Return each line that holds the word "image".

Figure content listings
☆ ☆ ☆ ☆
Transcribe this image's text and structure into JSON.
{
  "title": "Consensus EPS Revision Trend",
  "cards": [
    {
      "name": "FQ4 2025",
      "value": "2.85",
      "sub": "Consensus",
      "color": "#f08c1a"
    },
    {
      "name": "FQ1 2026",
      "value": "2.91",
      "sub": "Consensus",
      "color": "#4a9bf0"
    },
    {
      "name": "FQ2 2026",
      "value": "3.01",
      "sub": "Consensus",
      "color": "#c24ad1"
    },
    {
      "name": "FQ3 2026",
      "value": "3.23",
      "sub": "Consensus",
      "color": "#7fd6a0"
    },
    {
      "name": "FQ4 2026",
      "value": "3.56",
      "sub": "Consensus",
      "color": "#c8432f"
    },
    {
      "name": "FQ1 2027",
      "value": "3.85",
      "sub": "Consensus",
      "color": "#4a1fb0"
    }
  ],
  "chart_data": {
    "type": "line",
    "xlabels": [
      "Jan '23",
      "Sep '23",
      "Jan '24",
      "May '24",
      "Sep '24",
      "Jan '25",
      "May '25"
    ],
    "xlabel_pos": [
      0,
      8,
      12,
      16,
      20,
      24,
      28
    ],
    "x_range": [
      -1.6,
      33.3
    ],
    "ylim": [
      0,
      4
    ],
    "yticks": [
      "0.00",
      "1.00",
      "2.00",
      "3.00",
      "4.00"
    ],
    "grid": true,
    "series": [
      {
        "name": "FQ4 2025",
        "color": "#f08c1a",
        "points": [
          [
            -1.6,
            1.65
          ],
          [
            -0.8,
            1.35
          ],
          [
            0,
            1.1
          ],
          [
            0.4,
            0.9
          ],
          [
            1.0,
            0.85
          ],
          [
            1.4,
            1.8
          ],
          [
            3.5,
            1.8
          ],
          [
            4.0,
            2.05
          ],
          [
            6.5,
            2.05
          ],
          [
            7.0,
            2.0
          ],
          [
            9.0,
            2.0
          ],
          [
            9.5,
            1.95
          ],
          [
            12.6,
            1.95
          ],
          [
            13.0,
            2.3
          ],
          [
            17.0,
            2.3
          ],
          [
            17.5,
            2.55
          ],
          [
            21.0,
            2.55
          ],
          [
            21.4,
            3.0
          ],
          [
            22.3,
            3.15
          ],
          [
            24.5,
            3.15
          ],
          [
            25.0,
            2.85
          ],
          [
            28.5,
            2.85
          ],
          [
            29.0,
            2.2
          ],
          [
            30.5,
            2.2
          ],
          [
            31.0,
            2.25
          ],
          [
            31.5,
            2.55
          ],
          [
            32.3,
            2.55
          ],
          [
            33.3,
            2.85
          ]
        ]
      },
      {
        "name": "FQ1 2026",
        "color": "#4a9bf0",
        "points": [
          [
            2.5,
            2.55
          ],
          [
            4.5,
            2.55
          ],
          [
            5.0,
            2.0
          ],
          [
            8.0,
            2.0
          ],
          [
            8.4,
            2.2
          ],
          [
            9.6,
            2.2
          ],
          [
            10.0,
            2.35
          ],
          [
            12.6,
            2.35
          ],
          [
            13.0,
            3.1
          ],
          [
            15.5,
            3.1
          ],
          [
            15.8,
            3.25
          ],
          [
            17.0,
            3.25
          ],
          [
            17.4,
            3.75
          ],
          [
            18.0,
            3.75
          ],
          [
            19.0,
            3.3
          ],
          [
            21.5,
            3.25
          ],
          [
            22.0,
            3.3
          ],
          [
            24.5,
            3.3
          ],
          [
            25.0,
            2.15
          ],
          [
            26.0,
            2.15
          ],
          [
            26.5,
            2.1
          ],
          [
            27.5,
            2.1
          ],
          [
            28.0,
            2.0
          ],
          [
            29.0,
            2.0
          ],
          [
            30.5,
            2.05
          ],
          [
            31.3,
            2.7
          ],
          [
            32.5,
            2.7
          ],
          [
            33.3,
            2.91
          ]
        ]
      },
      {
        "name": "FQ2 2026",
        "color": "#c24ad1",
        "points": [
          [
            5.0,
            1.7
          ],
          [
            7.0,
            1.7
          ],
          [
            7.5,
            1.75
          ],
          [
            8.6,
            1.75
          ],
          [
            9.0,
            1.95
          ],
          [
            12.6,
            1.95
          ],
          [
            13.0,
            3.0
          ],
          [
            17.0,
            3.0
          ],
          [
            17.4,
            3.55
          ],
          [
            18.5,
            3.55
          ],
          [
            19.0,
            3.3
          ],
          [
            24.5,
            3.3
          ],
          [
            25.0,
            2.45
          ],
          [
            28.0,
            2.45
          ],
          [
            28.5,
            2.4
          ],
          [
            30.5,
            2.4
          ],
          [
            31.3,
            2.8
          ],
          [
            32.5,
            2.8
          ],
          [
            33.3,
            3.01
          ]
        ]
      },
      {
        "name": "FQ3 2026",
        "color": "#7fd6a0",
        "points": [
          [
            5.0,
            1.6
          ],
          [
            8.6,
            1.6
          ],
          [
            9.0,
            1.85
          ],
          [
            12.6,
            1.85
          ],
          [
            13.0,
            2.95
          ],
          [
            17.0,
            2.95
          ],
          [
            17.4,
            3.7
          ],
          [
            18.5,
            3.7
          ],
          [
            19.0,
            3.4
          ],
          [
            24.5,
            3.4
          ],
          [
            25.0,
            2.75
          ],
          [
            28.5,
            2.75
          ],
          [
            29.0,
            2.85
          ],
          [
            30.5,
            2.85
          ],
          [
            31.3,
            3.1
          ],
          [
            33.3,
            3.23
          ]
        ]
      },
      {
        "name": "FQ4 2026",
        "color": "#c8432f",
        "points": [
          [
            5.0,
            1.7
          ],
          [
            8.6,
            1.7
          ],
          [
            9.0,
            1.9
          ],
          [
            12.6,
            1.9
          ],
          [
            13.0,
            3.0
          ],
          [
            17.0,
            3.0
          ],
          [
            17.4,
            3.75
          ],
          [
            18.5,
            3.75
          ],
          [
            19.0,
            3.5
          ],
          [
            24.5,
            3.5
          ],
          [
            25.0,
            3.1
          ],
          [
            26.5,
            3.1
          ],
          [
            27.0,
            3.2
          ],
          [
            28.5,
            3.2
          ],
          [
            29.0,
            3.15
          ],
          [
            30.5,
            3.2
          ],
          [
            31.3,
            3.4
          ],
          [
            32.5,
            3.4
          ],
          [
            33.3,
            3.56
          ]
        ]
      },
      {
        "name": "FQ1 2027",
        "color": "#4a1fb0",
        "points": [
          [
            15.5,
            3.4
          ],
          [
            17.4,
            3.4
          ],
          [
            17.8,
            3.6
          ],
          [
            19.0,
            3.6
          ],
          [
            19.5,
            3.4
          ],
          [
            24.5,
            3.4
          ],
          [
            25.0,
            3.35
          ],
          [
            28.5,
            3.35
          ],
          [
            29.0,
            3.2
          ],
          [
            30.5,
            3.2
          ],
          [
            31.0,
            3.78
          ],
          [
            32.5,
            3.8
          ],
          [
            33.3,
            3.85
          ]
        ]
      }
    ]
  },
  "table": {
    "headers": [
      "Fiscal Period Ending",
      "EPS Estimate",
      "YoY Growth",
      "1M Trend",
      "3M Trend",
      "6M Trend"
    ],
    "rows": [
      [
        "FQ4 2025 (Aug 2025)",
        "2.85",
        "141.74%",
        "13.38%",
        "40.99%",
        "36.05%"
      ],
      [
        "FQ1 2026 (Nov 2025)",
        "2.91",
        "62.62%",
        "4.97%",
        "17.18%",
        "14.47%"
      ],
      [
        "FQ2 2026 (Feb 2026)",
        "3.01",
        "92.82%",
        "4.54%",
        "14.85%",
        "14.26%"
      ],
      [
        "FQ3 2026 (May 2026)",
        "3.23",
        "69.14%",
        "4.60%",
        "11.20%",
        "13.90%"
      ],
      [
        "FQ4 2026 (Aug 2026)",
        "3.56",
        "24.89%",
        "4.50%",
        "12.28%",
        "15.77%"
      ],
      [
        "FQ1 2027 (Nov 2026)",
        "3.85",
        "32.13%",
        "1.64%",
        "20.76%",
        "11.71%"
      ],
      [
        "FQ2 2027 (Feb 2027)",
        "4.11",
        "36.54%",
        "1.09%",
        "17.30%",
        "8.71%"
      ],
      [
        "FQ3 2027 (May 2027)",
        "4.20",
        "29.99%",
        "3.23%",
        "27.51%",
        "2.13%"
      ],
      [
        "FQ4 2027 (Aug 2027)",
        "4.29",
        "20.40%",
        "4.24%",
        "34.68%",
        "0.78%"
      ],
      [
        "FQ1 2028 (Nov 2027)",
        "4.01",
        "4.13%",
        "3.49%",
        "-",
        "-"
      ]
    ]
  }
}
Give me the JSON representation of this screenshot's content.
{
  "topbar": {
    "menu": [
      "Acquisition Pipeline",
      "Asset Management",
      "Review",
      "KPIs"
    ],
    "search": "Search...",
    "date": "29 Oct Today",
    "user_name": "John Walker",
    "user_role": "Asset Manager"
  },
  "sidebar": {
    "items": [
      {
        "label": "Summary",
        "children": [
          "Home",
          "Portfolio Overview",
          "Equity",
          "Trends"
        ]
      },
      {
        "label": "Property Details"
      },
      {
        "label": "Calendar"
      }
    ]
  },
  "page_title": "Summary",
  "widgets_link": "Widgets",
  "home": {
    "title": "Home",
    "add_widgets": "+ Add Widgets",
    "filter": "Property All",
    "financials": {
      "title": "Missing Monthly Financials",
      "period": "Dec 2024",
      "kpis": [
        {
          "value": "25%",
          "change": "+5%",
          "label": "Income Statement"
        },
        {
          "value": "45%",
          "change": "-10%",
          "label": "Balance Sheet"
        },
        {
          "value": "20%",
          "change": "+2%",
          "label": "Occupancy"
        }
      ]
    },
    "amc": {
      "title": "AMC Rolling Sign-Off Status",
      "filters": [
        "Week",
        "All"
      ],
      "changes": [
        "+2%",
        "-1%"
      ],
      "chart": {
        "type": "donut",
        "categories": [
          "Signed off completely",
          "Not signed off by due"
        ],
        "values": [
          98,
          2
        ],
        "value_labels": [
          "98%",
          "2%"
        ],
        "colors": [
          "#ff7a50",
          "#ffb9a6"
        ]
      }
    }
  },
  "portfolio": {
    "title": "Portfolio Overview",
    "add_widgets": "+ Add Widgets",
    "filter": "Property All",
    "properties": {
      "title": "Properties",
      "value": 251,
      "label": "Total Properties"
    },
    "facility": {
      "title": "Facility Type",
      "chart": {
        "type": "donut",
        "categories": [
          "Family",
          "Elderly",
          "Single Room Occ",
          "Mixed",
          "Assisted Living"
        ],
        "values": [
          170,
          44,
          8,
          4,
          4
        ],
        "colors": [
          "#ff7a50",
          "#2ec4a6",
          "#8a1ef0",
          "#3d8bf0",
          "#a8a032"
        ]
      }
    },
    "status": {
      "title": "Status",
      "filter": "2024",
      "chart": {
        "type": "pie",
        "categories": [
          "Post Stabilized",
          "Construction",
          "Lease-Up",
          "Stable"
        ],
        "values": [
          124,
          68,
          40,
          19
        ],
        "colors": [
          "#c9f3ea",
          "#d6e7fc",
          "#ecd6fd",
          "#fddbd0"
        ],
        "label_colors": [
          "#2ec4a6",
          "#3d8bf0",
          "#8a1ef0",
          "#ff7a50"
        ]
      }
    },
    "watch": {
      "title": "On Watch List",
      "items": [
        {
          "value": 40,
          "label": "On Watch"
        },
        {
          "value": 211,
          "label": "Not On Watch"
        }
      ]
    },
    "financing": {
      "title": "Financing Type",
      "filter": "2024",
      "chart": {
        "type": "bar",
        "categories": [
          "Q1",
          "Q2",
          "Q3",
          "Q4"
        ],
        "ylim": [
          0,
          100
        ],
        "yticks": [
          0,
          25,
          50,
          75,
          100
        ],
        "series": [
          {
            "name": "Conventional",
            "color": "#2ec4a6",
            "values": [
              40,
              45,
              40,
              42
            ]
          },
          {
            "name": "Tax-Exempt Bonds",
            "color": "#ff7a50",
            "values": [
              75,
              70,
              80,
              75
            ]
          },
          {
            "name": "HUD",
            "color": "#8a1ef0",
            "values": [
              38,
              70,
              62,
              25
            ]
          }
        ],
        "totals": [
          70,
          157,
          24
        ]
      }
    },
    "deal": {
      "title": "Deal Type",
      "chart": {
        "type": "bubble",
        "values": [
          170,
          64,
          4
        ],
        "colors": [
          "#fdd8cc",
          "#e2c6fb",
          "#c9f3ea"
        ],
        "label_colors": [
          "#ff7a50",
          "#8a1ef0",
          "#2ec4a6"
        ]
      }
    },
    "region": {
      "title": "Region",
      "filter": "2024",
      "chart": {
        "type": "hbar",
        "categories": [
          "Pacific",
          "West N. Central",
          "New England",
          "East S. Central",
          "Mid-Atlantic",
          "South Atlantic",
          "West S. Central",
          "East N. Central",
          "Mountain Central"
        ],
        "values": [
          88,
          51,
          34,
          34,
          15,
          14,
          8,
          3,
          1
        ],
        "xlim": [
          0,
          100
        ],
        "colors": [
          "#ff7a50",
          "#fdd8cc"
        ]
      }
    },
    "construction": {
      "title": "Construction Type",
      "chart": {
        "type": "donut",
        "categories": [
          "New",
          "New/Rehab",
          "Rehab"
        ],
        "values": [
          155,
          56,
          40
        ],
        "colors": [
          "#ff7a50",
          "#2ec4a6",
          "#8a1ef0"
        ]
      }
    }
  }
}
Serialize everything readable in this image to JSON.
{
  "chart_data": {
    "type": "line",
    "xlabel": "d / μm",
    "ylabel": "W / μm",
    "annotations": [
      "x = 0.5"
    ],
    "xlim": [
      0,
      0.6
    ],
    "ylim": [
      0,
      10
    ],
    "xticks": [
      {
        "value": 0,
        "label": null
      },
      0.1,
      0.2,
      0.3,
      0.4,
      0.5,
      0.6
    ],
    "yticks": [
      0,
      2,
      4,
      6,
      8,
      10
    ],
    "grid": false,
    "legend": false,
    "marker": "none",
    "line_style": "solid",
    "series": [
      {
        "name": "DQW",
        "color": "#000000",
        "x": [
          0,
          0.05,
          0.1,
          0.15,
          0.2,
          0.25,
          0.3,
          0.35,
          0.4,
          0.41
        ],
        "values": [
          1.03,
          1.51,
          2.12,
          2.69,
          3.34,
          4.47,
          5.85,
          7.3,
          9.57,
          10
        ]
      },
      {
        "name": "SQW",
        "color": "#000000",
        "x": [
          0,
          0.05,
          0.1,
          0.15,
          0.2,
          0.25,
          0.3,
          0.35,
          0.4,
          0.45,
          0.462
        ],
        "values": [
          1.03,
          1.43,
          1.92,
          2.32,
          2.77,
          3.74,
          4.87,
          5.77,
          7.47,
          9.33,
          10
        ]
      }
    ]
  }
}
☆ ☆ ☆ ☆
* [Response to this task]:
Transcribe this image's text and structure into JSON.
Serialize everything readable in this image to JSON.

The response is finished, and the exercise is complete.